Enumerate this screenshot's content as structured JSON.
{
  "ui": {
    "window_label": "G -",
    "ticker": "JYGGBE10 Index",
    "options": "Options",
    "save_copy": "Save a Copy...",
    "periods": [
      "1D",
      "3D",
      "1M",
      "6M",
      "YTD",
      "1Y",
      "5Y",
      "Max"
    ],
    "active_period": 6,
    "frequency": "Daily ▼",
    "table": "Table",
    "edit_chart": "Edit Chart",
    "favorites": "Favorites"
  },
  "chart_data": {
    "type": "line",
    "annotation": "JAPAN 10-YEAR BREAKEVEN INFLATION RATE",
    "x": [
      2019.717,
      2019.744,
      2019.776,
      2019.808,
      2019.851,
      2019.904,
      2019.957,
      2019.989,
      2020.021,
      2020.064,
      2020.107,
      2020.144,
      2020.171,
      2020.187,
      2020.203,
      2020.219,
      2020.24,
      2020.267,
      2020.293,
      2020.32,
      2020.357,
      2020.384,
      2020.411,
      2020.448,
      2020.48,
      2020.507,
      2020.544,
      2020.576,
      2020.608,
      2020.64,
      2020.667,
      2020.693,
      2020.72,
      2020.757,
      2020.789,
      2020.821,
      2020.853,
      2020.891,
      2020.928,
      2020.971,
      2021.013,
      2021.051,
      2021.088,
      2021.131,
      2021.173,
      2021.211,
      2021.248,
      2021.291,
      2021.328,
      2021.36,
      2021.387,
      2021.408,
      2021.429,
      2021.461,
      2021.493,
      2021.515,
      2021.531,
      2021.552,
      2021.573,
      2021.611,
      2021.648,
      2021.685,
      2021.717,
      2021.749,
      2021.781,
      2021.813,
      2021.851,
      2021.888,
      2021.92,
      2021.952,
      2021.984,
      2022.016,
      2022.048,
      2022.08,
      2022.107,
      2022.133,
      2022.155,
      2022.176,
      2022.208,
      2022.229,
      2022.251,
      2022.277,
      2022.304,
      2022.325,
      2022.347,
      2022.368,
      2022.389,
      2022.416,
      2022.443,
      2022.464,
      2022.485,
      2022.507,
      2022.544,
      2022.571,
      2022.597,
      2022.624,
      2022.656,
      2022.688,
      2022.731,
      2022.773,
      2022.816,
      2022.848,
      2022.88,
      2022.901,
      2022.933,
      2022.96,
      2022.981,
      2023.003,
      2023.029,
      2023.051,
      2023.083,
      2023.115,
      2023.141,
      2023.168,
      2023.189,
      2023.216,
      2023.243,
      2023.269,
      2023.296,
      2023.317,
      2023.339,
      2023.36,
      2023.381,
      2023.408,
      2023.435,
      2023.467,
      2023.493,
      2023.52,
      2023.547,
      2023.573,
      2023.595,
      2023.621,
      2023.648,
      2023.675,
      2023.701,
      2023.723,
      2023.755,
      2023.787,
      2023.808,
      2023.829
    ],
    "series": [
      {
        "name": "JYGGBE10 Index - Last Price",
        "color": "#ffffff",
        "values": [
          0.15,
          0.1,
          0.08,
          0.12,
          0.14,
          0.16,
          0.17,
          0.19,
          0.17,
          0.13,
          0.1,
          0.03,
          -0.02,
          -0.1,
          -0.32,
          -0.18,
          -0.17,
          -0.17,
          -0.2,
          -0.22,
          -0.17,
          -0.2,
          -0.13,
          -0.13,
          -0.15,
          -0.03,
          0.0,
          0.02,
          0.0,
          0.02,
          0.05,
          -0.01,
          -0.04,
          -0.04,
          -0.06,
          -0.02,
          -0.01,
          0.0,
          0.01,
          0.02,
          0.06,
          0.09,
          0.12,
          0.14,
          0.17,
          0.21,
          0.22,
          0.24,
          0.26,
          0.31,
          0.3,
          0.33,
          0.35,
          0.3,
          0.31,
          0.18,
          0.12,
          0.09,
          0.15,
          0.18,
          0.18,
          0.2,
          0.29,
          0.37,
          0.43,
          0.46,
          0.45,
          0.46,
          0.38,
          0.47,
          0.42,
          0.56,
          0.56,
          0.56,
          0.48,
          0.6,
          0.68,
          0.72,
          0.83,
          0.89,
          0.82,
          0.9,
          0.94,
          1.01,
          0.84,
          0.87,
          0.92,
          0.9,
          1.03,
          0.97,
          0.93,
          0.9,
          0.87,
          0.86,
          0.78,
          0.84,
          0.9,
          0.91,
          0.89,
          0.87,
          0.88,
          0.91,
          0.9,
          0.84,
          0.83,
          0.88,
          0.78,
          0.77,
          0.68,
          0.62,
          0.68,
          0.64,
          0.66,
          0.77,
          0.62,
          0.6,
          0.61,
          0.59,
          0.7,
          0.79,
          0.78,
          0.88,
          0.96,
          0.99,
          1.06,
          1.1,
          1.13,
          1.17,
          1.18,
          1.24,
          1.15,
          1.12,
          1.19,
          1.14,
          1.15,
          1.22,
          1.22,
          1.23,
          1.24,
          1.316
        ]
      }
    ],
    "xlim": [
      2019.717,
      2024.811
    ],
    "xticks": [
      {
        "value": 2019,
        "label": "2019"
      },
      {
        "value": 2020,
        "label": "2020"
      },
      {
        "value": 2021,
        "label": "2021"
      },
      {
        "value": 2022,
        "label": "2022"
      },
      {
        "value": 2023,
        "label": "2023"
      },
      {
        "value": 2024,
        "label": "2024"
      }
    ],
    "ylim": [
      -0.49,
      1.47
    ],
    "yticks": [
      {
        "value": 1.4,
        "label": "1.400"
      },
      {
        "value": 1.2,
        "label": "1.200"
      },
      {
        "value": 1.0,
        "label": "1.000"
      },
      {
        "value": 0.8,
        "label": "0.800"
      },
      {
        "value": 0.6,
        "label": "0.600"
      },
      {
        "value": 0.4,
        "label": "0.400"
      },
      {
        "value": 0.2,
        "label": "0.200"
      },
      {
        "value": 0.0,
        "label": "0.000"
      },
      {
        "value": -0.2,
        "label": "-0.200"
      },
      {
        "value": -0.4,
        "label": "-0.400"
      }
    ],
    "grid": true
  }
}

•••

Short problem >> Look over the listing above. Pick out and copy every line that includes "Index".

Written reply >>
    "ticker": "JYGGBE10 Index",
        "name": "JYGGBE10 Index - Last Price",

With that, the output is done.